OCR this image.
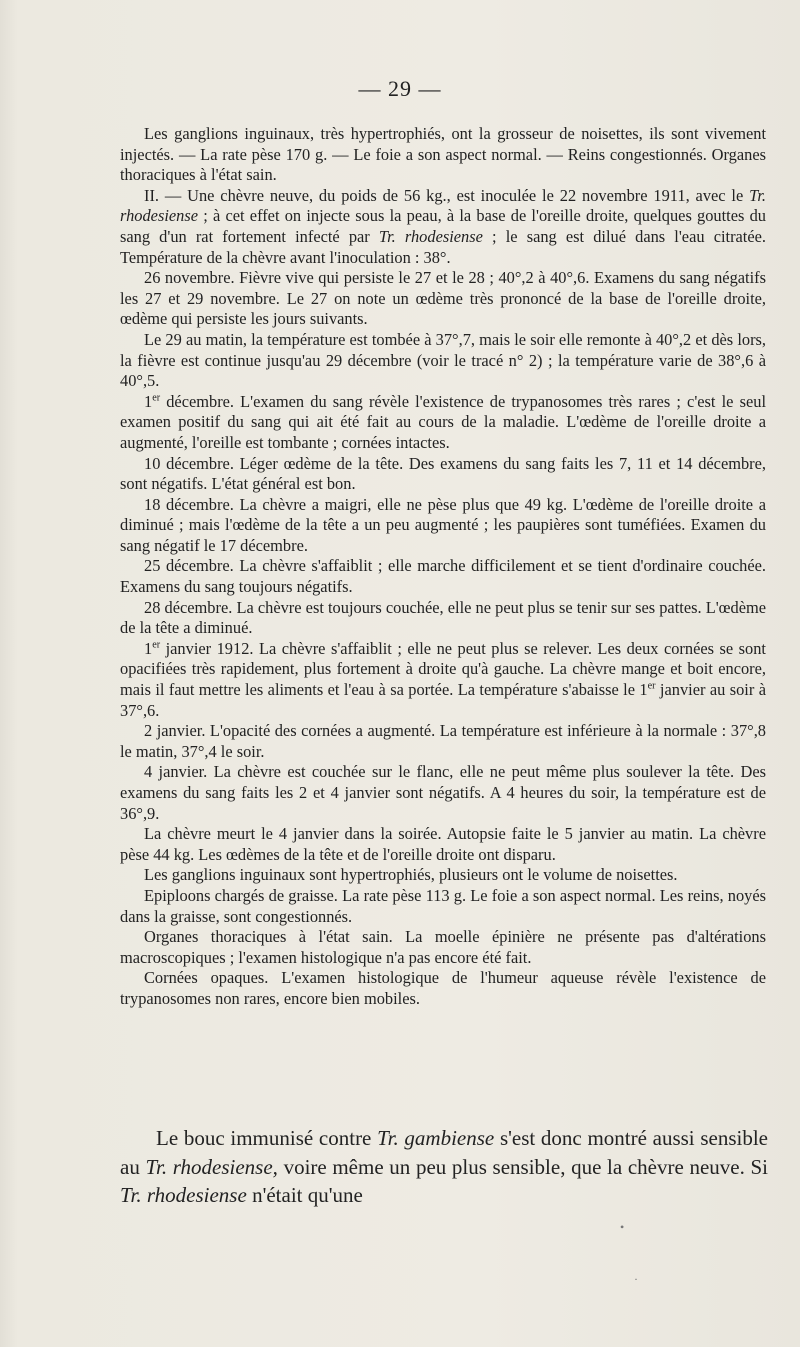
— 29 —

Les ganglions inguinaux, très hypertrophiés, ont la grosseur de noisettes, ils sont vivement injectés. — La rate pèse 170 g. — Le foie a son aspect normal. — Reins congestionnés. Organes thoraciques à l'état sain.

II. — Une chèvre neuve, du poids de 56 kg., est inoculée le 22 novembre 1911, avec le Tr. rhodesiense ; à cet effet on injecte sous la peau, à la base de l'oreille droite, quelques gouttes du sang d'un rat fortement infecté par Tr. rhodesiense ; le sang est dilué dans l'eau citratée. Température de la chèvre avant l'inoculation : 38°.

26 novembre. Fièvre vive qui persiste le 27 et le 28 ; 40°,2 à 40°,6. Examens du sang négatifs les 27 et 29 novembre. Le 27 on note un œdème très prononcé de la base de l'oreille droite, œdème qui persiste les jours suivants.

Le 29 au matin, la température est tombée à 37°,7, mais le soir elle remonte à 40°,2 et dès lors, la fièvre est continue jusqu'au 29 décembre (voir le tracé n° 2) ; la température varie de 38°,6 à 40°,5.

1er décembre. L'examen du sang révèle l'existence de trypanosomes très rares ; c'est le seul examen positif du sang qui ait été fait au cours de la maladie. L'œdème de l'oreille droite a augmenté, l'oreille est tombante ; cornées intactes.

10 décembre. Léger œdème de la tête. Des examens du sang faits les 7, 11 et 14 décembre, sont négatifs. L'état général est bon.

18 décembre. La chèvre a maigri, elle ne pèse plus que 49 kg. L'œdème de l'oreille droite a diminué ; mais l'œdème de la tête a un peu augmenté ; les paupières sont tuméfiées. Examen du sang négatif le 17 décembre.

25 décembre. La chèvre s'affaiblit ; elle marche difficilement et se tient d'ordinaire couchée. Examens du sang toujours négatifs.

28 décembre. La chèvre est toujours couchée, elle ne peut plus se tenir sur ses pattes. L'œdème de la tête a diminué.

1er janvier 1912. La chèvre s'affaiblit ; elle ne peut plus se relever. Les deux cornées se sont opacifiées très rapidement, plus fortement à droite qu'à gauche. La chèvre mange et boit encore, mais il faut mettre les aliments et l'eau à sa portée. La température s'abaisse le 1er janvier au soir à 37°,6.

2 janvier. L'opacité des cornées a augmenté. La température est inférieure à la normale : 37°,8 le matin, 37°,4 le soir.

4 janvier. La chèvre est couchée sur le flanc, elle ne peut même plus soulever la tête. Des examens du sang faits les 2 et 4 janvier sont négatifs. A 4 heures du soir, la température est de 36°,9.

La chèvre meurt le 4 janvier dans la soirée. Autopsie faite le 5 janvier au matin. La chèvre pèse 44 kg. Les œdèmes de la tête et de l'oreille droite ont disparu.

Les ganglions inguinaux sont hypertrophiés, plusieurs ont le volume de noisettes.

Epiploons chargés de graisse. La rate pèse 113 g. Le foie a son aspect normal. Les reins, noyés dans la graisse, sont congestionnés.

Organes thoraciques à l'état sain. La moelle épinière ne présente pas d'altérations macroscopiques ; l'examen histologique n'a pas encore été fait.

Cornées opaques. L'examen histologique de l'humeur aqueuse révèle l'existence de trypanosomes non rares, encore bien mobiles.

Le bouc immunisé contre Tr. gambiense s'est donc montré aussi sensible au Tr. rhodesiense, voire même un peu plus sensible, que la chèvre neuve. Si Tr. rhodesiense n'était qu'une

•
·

+++++

→ **WHAT THE TASK ASKS**:
Extract each line holding the word "histologique" from the records.

→ **EXERCISE RESULT**:
Organes thoraciques à l'état sain. La moelle épinière ne présente pas d'altérations macroscopiques ; l'examen histologique n'a pas encore été fait.
Cornées opaques. L'examen histologique de l'humeur aqueuse révèle l'existence de trypanosomes non rares, encore bien mobiles.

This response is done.